Written task:
Please repeat all of the lines that follow, exactly as written.

+++++

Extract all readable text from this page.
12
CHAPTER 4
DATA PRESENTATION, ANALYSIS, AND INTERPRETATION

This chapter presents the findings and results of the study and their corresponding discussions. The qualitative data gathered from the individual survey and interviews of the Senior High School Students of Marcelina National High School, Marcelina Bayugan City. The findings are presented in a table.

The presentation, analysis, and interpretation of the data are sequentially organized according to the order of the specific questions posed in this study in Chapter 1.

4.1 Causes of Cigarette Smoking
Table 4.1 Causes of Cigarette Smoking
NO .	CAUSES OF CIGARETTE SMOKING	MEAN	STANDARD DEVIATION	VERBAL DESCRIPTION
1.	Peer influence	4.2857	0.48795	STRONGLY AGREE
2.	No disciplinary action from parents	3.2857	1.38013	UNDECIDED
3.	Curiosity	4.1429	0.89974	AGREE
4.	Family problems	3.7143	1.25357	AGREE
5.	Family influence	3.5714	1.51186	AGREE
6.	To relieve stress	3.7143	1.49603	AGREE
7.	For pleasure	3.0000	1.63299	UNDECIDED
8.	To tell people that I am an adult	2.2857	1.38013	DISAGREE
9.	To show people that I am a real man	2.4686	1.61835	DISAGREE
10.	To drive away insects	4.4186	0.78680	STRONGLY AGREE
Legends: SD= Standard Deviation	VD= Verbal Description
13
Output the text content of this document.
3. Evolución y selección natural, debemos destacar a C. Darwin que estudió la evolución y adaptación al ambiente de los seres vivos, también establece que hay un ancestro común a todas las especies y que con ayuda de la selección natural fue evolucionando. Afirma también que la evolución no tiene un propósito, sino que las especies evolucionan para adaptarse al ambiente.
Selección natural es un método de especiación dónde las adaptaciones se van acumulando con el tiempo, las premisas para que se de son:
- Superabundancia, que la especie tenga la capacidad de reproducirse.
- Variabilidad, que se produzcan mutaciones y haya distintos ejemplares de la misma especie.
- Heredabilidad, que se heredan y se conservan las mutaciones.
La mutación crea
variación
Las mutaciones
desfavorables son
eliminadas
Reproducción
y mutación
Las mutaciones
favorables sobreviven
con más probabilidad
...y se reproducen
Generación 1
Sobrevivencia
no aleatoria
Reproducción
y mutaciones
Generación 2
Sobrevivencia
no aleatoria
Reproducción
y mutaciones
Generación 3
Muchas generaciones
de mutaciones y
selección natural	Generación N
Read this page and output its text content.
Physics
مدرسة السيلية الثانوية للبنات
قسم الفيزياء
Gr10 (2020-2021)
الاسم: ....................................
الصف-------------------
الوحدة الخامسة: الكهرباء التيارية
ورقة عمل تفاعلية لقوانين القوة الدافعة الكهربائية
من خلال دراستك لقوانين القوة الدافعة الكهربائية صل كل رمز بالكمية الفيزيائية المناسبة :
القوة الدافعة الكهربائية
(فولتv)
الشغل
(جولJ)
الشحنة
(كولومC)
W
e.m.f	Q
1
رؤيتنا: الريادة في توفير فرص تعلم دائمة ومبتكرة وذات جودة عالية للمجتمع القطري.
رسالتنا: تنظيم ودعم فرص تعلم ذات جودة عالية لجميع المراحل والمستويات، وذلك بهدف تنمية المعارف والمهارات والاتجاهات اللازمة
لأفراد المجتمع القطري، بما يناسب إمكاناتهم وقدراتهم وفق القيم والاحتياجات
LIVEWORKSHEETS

+++++

Completed exercise:
Extract all readable text from this page.
12
CHAPTER 4
DATA PRESENTATION, ANALYSIS, AND INTERPRETATION

This chapter presents the findings and results of the study and their corresponding discussions. The qualitative data gathered from the individual survey and interviews of the Senior High School Students of Marcelina National High School, Marcelina Bayugan City. The findings are presented in a table.

The presentation, analysis, and interpretation of the data are sequentially organized according to the order of the specific questions posed in this study in Chapter 1.

4.1 Causes of Cigarette Smoking
Table 4.1 Causes of Cigarette Smoking
NO .	CAUSES OF CIGARETTE SMOKING	MEAN	STANDARD DEVIATION	VERBAL DESCRIPTION
1.	Peer influence	4.2857	0.48795	STRONGLY AGREE
2.	No disciplinary action from parents	3.2857	1.38013	UNDECIDED
3.	Curiosity	4.1429	0.89974	AGREE
4.	Family problems	3.7143	1.25357	AGREE
5.	Family influence	3.5714	1.51186	AGREE
6.	To relieve stress	3.7143	1.49603	AGREE
7.	For pleasure	3.0000	1.63299	UNDECIDED
8.	To tell people that I am an adult	2.2857	1.38013	DISAGREE
9.	To show people that I am a real man	2.4686	1.61835	DISAGREE
10.	To drive away insects	4.4186	0.78680	STRONGLY AGREE
Legends: SD= Standard Deviation	VD= Verbal Description
13
Output the text content of this document.
3. Evolución y selección natural, debemos destacar a C. Darwin que estudió la evolución y adaptación al ambiente de los seres vivos, también establece que hay un ancestro común a todas las especies y que con ayuda de la selección natural fue evolucionando. Afirma también que la evolución no tiene un propósito, sino que las especies evolucionan para adaptarse al ambiente.
Selección natural es un método de especiación dónde las adaptaciones se van acumulando con el tiempo, las premisas para que se de son:
- Superabundancia, que la especie tenga la capacidad de reproducirse.
- Variabilidad, que se produzcan mutaciones y haya distintos ejemplares de la misma especie.
- Heredabilidad, que se heredan y se conservan las mutaciones.
La mutación crea
variación
Las mutaciones
desfavorables son
eliminadas
Reproducción
y mutación
Las mutaciones
favorables sobreviven
con más probabilidad
...y se reproducen
Generación 1
Sobrevivencia
no aleatoria
Reproducción
y mutaciones
Generación 2
Sobrevivencia
no aleatoria
Reproducción
y mutaciones
Generación 3
Muchas generaciones
de mutaciones y
selección natural	Generación N
Read this page and output its text content.
Physics
مدرسة السيلية الثانوية للبنات
قسم الفيزياء
Gr10 (2020-2021)
الاسم: ....................................
الصف-------------------
الوحدة الخامسة: الكهرباء التيارية
ورقة عمل تفاعلية لقوانين القوة الدافعة الكهربائية
من خلال دراستك لقوانين القوة الدافعة الكهربائية صل كل رمز بالكمية الفيزيائية المناسبة :
القوة الدافعة الكهربائية
(فولتv)
الشغل
(جولJ)
الشحنة
(كولومC)
W
e.m.f	Q
1
رؤيتنا: الريادة في توفير فرص تعلم دائمة ومبتكرة وذات جودة عالية للمجتمع القطري.
رسالتنا: تنظيم ودعم فرص تعلم ذات جودة عالية لجميع المراحل والمستويات، وذلك بهدف تنمية المعارف والمهارات والاتجاهات اللازمة
لأفراد المجتمع القطري، بما يناسب إمكاناتهم وقدراتهم وفق القيم والاحتياجات
LIVEWORKSHEETS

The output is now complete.